● **Aim of the exercise**: Type the records out again in full, exactly.

● **Material provided**:
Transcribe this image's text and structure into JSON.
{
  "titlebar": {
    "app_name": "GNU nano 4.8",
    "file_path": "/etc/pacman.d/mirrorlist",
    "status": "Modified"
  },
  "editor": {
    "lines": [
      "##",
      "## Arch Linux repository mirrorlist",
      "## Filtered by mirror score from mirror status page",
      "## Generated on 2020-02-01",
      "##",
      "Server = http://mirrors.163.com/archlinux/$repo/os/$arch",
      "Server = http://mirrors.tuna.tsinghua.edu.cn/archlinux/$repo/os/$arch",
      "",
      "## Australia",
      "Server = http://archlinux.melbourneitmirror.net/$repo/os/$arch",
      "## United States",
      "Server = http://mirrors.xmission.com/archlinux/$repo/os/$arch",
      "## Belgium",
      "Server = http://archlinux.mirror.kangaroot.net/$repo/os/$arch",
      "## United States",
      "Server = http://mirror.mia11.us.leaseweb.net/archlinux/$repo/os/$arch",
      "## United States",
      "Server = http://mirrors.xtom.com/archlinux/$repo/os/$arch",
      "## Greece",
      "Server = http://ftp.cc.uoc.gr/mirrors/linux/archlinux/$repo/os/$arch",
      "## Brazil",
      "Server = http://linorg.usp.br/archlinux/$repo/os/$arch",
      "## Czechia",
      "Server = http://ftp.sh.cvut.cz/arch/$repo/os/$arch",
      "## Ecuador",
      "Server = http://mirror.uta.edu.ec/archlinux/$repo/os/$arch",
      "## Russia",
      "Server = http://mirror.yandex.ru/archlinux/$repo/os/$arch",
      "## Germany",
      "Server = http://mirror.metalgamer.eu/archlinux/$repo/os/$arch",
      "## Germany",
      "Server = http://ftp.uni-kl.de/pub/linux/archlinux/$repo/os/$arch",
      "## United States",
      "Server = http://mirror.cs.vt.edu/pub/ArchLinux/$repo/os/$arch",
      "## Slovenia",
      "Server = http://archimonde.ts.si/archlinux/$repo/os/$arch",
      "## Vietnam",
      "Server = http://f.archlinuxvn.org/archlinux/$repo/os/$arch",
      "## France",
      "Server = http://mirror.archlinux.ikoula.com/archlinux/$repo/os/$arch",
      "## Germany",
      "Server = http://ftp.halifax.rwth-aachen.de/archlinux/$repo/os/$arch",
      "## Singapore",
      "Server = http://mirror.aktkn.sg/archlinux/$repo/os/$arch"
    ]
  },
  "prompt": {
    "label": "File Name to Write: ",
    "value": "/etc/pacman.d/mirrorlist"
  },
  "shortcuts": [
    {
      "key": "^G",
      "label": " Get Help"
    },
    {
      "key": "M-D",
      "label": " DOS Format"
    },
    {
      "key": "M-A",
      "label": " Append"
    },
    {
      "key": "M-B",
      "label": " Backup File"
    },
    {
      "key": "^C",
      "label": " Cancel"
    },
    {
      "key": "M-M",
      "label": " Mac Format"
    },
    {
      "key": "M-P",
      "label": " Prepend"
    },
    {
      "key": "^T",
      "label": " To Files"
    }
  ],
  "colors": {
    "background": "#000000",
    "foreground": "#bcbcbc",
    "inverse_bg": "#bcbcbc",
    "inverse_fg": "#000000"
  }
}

● **Answer below**:
Transcribe this image's text and structure into JSON.
{
  "titlebar": {
    "app_name": "GNU nano 4.8",
    "file_path": "/etc/pacman.d/mirrorlist",
    "status": "Modified"
  },
  "editor": {
    "lines": [
      "##",
      "## Arch Linux repository mirrorlist",
      "## Filtered by mirror score from mirror status page",
      "## Generated on 2020-02-01",
      "##",
      "Server = http://mirrors.163.com/archlinux/$repo/os/$arch",
      "Server = http://mirrors.tuna.tsinghua.edu.cn/archlinux/$repo/os/$arch",
      "",
      "## Australia",
      "Server = http://archlinux.melbourneitmirror.net/$repo/os/$arch",
      "## United States",
      "Server = http://mirrors.xmission.com/archlinux/$repo/os/$arch",
      "## Belgium",
      "Server = http://archlinux.mirror.kangaroot.net/$repo/os/$arch",
      "## United States",
      "Server = http://mirror.mia11.us.leaseweb.net/archlinux/$repo/os/$arch",
      "## United States",
      "Server = http://mirrors.xtom.com/archlinux/$repo/os/$arch",
      "## Greece",
      "Server = http://ftp.cc.uoc.gr/mirrors/linux/archlinux/$repo/os/$arch",
      "## Brazil",
      "Server = http://linorg.usp.br/archlinux/$repo/os/$arch",
      "## Czechia",
      "Server = http://ftp.sh.cvut.cz/arch/$repo/os/$arch",
      "## Ecuador",
      "Server = http://mirror.uta.edu.ec/archlinux/$repo/os/$arch",
      "## Russia",
      "Server = http://mirror.yandex.ru/archlinux/$repo/os/$arch",
      "## Germany",
      "Server = http://mirror.metalgamer.eu/archlinux/$repo/os/$arch",
      "## Germany",
      "Server = http://ftp.uni-kl.de/pub/linux/archlinux/$repo/os/$arch",
      "## United States",
      "Server = http://mirror.cs.vt.edu/pub/ArchLinux/$repo/os/$arch",
      "## Slovenia",
      "Server = http://archimonde.ts.si/archlinux/$repo/os/$arch",
      "## Vietnam",
      "Server = http://f.archlinuxvn.org/archlinux/$repo/os/$arch",
      "## France",
      "Server = http://mirror.archlinux.ikoula.com/archlinux/$repo/os/$arch",
      "## Germany",
      "Server = http://ftp.halifax.rwth-aachen.de/archlinux/$repo/os/$arch",
      "## Singapore",
      "Server = http://mirror.aktkn.sg/archlinux/$repo/os/$arch"
    ]
  },
  "prompt": {
    "label": "File Name to Write: ",
    "value": "/etc/pacman.d/mirrorlist"
  },
  "shortcuts": [
    {
      "key": "^G",
      "label": " Get Help"
    },
    {
      "key": "M-D",
      "label": " DOS Format"
    },
    {
      "key": "M-A",
      "label": " Append"
    },
    {
      "key": "M-B",
      "label": " Backup File"
    },
    {
      "key": "^C",
      "label": " Cancel"
    },
    {
      "key": "M-M",
      "label": " Mac Format"
    },
    {
      "key": "M-P",
      "label": " Prepend"
    },
    {
      "key": "^T",
      "label": " To Files"
    }
  ],
  "colors": {
    "background": "#000000",
    "foreground": "#bcbcbc",
    "inverse_bg": "#bcbcbc",
    "inverse_fg": "#000000"
  }
}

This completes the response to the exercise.